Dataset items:
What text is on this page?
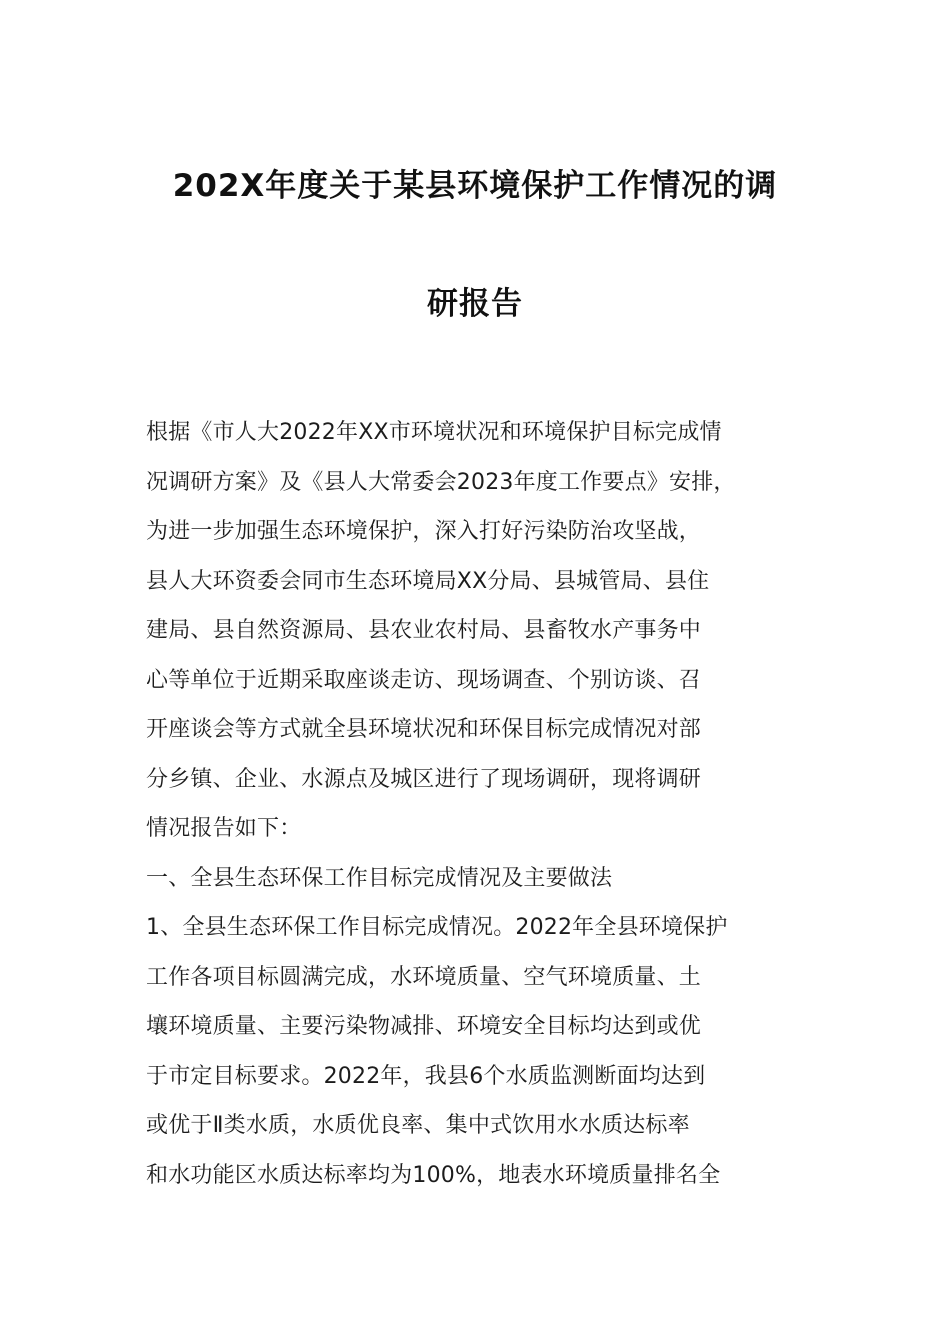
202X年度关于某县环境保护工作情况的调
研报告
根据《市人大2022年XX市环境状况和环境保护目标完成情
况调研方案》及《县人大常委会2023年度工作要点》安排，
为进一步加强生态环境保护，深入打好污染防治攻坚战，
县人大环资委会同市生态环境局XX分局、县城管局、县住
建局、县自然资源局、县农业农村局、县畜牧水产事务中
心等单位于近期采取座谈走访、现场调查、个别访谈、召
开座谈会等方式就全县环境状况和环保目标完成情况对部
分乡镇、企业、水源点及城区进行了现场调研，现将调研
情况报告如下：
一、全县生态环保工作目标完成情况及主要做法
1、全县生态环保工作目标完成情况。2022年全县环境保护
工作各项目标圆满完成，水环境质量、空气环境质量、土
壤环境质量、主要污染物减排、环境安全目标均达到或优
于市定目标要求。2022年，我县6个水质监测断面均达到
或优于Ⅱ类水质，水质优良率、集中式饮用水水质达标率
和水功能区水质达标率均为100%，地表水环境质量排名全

==

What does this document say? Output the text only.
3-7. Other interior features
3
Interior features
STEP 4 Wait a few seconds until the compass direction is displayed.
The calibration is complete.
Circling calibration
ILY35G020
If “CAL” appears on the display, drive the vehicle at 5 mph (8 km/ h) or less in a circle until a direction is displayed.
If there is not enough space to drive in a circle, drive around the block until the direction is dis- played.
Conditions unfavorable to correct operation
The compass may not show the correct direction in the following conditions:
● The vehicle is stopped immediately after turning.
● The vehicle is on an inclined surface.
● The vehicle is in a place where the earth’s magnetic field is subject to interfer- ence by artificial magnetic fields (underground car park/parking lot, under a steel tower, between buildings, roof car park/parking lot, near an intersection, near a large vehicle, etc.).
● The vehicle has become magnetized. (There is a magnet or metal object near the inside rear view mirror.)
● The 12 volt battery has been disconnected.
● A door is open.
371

---

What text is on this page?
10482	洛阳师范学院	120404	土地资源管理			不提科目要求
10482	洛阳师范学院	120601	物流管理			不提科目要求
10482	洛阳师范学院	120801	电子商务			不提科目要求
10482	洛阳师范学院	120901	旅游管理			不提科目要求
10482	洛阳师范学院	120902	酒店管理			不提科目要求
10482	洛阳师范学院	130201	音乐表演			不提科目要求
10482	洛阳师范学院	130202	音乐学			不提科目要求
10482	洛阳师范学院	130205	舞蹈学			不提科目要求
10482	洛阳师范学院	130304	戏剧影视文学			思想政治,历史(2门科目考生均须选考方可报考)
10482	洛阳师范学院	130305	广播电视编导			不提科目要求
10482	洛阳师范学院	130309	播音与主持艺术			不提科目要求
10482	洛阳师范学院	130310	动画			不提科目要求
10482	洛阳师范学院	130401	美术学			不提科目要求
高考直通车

> GIVEN PROBLEM
Extract lines where the string "vehicle" occurs.

> CORRECT RESULT
If “CAL” appears on the display, drive the vehicle at 5 mph (8 km/ h) or less in a circle until a direction is displayed.
● The vehicle is stopped immediately after turning.
● The vehicle is on an inclined surface.
● The vehicle is in a place where the earth’s magnetic field is subject to interfer- ence by artificial magnetic fields (underground car park/parking lot, under a steel tower, between buildings, roof car park/parking lot, near an intersection, near a large vehicle, etc.).
● The vehicle has become magnetized. (There is a magnet or metal object near the inside rear view mirror.)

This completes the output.